### What is expected:
Wherever the string "Quantity" shows up in a line, count that line. Give the total alone.
==== Record excerpts ====
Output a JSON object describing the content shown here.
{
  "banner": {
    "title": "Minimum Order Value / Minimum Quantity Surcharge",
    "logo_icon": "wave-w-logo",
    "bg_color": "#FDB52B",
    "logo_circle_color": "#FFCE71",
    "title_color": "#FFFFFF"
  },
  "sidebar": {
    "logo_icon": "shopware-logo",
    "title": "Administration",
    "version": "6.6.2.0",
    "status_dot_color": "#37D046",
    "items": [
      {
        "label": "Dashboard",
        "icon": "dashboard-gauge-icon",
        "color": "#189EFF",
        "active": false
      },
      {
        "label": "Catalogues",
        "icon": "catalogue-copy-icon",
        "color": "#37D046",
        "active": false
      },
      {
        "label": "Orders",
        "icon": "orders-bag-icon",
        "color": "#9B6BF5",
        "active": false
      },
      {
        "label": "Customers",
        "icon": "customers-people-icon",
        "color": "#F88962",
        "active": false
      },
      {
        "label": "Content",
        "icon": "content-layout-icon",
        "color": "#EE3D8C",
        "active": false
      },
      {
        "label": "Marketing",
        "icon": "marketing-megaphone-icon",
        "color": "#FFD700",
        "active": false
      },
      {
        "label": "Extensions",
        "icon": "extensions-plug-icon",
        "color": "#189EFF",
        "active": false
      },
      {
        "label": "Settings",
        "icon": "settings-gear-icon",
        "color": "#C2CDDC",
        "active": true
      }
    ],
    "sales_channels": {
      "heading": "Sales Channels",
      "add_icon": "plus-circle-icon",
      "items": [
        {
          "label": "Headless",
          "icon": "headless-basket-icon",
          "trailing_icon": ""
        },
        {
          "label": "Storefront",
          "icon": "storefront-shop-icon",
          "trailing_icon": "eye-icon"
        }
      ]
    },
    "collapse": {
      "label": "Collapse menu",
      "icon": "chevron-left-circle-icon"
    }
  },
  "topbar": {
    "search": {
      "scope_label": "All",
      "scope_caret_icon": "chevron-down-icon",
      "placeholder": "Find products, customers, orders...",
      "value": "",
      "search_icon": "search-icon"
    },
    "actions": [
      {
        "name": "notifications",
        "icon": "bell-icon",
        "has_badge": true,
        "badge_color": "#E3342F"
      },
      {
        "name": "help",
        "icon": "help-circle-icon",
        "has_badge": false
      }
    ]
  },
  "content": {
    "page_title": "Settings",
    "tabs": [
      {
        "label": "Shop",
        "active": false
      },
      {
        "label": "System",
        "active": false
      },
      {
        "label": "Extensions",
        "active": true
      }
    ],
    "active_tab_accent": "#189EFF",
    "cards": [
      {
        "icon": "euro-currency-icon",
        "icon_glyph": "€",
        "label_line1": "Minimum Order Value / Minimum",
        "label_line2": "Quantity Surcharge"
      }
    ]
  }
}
====
==== Record excerpts ====
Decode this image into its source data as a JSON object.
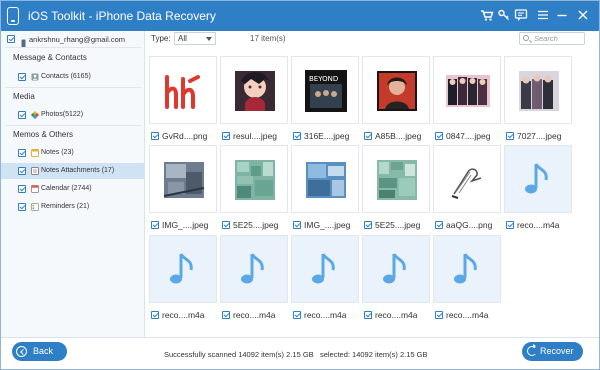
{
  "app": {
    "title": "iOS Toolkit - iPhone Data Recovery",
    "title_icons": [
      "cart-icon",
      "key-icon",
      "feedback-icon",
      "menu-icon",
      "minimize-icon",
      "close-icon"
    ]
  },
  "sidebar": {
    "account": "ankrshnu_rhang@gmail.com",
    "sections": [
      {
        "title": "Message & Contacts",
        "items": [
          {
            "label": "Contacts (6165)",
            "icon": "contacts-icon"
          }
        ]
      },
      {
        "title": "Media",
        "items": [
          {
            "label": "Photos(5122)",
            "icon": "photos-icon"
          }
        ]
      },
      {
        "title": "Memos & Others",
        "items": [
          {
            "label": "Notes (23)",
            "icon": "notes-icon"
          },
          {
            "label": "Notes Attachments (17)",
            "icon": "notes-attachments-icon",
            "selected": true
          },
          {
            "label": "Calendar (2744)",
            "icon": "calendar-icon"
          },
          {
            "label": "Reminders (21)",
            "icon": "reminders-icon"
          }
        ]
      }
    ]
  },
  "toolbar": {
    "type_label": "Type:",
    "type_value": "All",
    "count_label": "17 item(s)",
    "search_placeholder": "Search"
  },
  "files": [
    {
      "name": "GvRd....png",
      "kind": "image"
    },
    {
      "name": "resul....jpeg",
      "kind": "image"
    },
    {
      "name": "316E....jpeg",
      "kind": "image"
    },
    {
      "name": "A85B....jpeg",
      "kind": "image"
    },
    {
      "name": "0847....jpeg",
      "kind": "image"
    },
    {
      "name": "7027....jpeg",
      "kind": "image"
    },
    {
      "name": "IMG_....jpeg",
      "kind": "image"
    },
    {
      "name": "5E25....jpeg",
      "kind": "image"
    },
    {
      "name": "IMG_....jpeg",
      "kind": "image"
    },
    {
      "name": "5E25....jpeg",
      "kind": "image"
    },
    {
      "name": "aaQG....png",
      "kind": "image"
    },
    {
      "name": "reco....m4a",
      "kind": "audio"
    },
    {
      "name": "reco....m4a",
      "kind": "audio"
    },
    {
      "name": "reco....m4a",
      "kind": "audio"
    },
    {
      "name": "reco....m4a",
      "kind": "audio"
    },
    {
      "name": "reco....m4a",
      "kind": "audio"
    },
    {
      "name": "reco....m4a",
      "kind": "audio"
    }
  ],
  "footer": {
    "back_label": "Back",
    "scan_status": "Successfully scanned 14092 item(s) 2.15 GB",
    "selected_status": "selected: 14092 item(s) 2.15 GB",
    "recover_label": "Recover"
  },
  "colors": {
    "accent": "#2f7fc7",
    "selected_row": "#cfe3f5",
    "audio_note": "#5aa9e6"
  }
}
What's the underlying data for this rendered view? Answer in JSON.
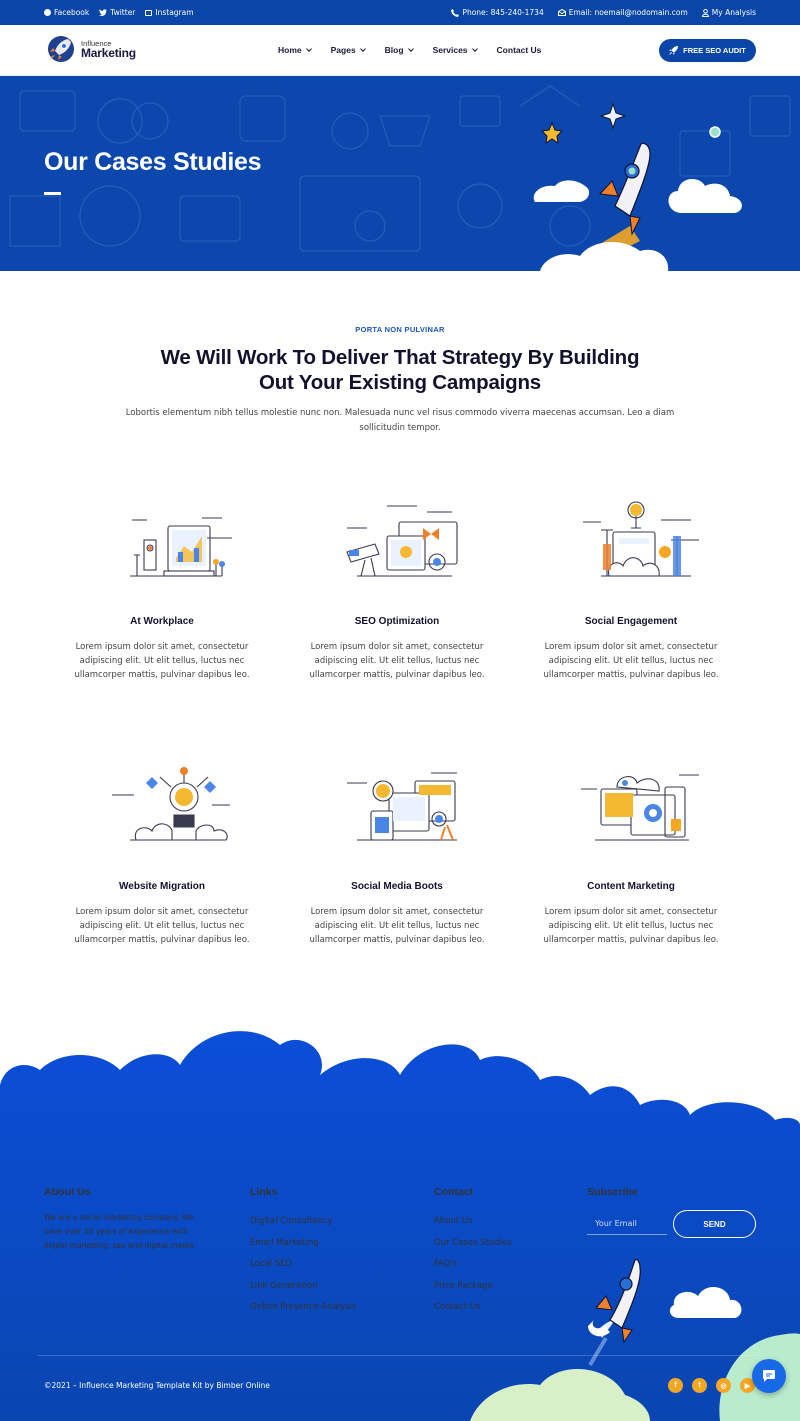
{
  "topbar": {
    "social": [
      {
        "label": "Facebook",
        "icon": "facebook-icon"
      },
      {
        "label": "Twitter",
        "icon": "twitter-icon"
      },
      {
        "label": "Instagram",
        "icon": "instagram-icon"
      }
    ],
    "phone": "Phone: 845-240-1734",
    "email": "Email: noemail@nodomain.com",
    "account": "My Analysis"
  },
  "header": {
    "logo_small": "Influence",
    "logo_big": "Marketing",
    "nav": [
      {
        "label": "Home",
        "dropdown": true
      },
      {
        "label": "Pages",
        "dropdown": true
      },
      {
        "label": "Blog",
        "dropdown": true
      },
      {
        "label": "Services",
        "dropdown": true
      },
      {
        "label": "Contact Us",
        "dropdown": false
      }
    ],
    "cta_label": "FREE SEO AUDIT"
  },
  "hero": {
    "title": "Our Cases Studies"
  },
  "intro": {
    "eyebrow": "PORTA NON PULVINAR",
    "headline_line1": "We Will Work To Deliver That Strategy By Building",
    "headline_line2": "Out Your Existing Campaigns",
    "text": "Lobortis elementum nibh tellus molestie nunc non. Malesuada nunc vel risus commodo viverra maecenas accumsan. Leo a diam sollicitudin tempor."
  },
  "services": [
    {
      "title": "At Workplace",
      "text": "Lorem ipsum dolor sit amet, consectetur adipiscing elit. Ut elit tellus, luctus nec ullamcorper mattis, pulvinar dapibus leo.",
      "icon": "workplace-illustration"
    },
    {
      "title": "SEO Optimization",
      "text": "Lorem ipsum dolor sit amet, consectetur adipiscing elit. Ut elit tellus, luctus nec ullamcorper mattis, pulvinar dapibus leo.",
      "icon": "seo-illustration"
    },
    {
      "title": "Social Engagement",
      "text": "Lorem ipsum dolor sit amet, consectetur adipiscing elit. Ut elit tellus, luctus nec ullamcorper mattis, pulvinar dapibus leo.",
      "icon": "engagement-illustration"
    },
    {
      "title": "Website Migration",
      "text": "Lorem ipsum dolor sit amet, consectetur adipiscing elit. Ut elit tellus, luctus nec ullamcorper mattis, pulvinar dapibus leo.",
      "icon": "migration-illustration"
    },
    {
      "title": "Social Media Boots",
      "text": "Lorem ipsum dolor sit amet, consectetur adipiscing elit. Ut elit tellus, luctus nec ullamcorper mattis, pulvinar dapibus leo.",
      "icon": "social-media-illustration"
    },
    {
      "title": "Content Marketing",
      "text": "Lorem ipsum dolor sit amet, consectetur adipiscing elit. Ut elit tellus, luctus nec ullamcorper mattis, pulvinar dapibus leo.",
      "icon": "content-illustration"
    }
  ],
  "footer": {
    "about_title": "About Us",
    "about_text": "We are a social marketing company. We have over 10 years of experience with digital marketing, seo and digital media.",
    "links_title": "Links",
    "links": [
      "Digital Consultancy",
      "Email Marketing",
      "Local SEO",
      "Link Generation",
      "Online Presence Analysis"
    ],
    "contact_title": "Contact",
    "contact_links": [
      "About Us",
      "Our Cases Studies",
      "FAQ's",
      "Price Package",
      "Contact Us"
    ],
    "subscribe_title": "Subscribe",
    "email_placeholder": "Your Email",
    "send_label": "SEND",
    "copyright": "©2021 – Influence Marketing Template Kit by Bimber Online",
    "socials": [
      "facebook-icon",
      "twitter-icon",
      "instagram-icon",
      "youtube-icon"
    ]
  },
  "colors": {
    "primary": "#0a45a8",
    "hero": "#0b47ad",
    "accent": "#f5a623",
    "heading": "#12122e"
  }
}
====
==== Record excerpts ====
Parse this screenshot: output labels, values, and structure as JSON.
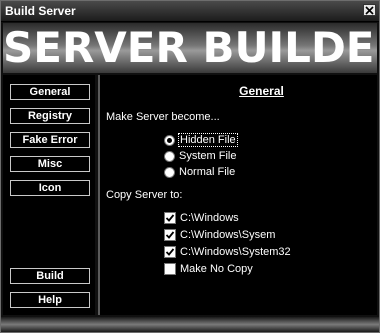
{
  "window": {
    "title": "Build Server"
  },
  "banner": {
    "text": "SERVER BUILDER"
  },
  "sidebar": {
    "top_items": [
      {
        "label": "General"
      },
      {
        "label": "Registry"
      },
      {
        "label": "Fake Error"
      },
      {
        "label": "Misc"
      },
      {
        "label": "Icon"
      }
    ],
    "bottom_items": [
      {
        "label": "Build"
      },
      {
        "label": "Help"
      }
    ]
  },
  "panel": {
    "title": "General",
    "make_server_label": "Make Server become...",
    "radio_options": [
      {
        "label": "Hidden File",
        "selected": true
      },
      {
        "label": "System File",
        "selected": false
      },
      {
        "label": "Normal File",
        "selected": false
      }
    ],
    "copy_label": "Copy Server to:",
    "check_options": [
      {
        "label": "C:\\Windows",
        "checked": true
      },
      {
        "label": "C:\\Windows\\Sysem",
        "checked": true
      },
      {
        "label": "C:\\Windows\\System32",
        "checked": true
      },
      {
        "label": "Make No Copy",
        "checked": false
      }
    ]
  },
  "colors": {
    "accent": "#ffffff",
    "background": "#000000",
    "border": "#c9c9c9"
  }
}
====
### Written response:
2